_GOAL_: Report how many lines include the word "auxiliary", and nothing besides that number.

---------- SUPPLIED DATA ----------

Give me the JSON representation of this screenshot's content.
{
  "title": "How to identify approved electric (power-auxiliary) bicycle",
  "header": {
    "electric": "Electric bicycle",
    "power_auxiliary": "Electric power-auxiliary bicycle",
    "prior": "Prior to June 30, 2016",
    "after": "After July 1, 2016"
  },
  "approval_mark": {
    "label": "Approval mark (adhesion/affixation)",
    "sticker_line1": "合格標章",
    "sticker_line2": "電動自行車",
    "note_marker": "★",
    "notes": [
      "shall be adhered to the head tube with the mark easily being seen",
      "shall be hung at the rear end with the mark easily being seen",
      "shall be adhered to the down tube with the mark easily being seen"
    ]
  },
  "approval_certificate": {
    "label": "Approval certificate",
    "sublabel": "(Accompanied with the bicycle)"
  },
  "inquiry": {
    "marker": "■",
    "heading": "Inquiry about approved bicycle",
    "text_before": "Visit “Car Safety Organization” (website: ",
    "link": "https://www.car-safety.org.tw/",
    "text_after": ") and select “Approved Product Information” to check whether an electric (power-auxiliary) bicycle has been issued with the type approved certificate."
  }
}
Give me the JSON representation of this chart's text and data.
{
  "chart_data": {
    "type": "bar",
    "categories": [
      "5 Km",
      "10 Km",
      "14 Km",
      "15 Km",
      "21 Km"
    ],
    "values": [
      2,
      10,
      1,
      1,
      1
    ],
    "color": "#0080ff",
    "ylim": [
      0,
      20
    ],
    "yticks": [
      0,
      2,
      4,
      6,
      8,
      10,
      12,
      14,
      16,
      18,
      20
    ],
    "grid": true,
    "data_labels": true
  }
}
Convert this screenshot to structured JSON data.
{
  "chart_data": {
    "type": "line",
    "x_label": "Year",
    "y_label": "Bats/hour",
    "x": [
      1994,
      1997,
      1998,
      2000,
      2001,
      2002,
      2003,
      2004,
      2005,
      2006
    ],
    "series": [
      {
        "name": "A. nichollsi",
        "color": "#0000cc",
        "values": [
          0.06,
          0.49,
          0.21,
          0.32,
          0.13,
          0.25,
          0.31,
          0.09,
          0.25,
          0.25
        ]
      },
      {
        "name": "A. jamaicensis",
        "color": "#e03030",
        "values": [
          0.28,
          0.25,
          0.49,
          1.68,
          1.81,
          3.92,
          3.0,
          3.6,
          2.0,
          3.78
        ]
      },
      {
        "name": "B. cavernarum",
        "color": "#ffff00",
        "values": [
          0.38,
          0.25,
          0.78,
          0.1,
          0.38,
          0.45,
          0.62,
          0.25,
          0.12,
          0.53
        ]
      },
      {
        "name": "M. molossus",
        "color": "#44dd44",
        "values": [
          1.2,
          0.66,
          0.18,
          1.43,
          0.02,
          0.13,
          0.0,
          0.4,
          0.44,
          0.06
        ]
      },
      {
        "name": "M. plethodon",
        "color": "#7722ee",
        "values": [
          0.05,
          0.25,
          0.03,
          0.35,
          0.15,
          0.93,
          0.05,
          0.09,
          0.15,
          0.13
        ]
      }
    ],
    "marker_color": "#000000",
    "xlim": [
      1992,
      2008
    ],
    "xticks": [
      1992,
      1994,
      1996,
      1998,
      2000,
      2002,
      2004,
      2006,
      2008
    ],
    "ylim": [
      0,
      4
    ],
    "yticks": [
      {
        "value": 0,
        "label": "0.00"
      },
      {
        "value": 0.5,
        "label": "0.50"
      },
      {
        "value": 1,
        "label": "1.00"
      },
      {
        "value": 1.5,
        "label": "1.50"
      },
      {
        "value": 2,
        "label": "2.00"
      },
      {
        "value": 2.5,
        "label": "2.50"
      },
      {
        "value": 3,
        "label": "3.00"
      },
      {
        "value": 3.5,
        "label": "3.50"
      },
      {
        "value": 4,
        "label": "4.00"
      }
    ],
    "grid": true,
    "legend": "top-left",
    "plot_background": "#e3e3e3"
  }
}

----------

_THE REPLY_: 3